§ **Exercise prompt**:
Below is a listing; write it out exactly and drop any images from it.
[BEGIN Record list]
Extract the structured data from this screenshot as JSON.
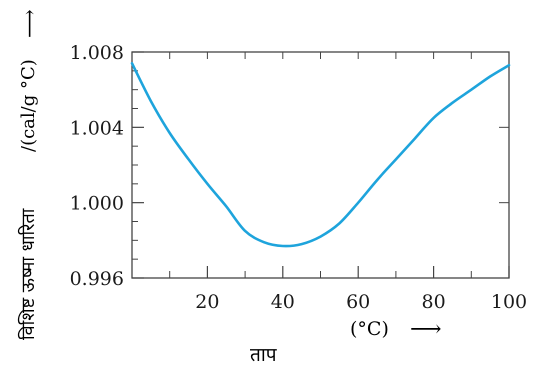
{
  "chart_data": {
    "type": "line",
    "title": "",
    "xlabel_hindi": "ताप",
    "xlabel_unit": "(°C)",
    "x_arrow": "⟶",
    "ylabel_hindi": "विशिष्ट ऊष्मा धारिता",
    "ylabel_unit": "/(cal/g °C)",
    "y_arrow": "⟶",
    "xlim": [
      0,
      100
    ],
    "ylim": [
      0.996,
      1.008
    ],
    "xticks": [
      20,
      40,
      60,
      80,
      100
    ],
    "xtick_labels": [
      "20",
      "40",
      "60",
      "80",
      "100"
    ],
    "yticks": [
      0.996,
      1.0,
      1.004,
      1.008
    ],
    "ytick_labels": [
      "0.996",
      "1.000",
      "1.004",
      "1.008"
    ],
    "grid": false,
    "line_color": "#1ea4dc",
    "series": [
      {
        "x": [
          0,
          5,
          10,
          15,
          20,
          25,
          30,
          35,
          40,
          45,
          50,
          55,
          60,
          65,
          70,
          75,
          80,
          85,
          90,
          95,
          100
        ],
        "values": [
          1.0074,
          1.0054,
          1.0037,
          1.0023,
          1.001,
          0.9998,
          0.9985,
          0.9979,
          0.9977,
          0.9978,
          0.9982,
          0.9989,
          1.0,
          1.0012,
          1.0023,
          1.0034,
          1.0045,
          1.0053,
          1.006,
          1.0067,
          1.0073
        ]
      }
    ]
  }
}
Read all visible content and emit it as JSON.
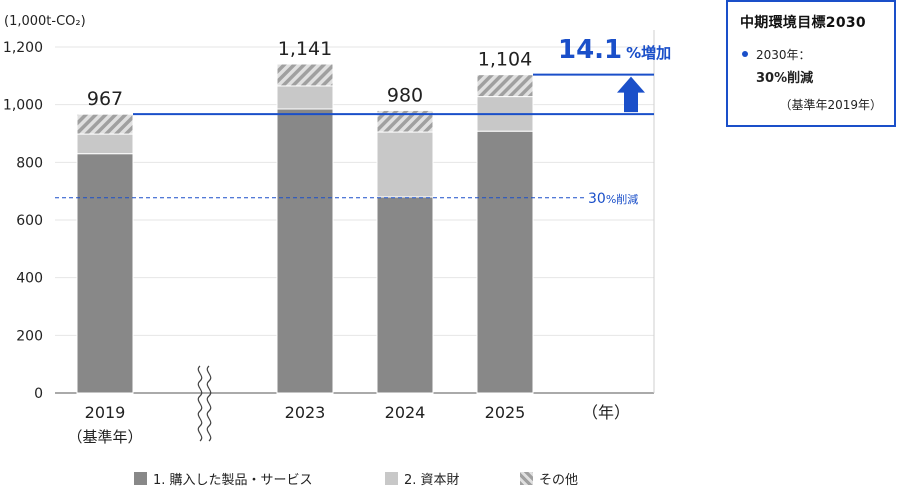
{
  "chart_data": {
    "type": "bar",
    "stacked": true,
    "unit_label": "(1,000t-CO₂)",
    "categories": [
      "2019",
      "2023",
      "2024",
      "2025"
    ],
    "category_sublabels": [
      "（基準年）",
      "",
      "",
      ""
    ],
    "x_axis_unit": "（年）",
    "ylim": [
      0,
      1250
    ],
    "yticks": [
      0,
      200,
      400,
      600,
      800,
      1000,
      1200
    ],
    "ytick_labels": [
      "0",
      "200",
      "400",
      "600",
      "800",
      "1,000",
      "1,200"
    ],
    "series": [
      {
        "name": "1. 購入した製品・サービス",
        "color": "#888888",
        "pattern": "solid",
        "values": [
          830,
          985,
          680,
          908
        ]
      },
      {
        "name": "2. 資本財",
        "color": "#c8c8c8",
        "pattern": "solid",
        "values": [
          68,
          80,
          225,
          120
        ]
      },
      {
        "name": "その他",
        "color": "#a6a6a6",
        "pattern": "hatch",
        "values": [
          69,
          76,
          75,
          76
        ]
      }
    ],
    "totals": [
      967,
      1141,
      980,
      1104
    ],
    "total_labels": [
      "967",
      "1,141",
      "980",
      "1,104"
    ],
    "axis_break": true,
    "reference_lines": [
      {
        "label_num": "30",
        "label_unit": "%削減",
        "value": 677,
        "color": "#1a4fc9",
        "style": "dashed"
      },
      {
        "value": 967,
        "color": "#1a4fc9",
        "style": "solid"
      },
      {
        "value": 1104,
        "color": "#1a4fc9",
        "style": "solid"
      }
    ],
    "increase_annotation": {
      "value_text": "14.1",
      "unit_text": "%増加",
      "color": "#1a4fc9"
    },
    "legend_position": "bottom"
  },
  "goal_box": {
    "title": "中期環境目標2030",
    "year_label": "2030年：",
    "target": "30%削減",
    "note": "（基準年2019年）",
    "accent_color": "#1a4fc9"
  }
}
[END Record list]
§ **Answer to the problem**:
Extract the structured data from this screenshot as JSON.
{
  "chart_data": {
    "type": "line",
    "title": "",
    "xlabel_hindi": "ताप",
    "xlabel_unit": "(°C)",
    "x_arrow": "⟶",
    "ylabel_hindi": "विशिष्ट ऊष्मा धारिता",
    "ylabel_unit": "/(cal/g °C)",
    "y_arrow": "⟶",
    "xlim": [
      0,
      100
    ],
    "ylim": [
      0.996,
      1.008
    ],
    "xticks": [
      20,
      40,
      60,
      80,
      100
    ],
    "xtick_labels": [
      "20",
      "40",
      "60",
      "80",
      "100"
    ],
    "yticks": [
      0.996,
      1.0,
      1.004,
      1.008
    ],
    "ytick_labels": [
      "0.996",
      "1.000",
      "1.004",
      "1.008"
    ],
    "grid": false,
    "line_color": "#1ea4dc",
    "series": [
      {
        "x": [
          0,
          5,
          10,
          15,
          20,
          25,
          30,
          35,
          40,
          45,
          50,
          55,
          60,
          65,
          70,
          75,
          80,
          85,
          90,
          95,
          100
        ],
        "values": [
          1.0074,
          1.0054,
          1.0037,
          1.0023,
          1.001,
          0.9998,
          0.9985,
          0.9979,
          0.9977,
          0.9978,
          0.9982,
          0.9989,
          1.0,
          1.0012,
          1.0023,
          1.0034,
          1.0045,
          1.0053,
          1.006,
          1.0067,
          1.0073
        ]
      }
    ]
  }
}
Read all visible content and emit it as JSON.
{
  "chart_data": {
    "type": "bar",
    "stacked": true,
    "unit_label": "(1,000t-CO₂)",
    "categories": [
      "2019",
      "2023",
      "2024",
      "2025"
    ],
    "category_sublabels": [
      "（基準年）",
      "",
      "",
      ""
    ],
    "x_axis_unit": "（年）",
    "ylim": [
      0,
      1250
    ],
    "yticks": [
      0,
      200,
      400,
      600,
      800,
      1000,
      1200
    ],
    "ytick_labels": [
      "0",
      "200",
      "400",
      "600",
      "800",
      "1,000",
      "1,200"
    ],
    "series": [
      {
        "name": "1. 購入した製品・サービス",
        "color": "#888888",
        "pattern": "solid",
        "values": [
          830,
          985,
          680,
          908
        ]
      },
      {
        "name": "2. 資本財",
        "color": "#c8c8c8",
        "pattern": "solid",
        "values": [
          68,
          80,
          225,
          120
        ]
      },
      {
        "name": "その他",
        "color": "#a6a6a6",
        "pattern": "hatch",
        "values": [
          69,
          76,
          75,
          76
        ]
      }
    ],
    "totals": [
      967,
      1141,
      980,
      1104
    ],
    "total_labels": [
      "967",
      "1,141",
      "980",
      "1,104"
    ],
    "axis_break": true,
    "reference_lines": [
      {
        "label_num": "30",
        "label_unit": "%削減",
        "value": 677,
        "color": "#1a4fc9",
        "style": "dashed"
      },
      {
        "value": 967,
        "color": "#1a4fc9",
        "style": "solid"
      },
      {
        "value": 1104,
        "color": "#1a4fc9",
        "style": "solid"
      }
    ],
    "increase_annotation": {
      "value_text": "14.1",
      "unit_text": "%増加",
      "color": "#1a4fc9"
    },
    "legend_position": "bottom"
  },
  "goal_box": {
    "title": "中期環境目標2030",
    "year_label": "2030年：",
    "target": "30%削減",
    "note": "（基準年2019年）",
    "accent_color": "#1a4fc9"
  }
}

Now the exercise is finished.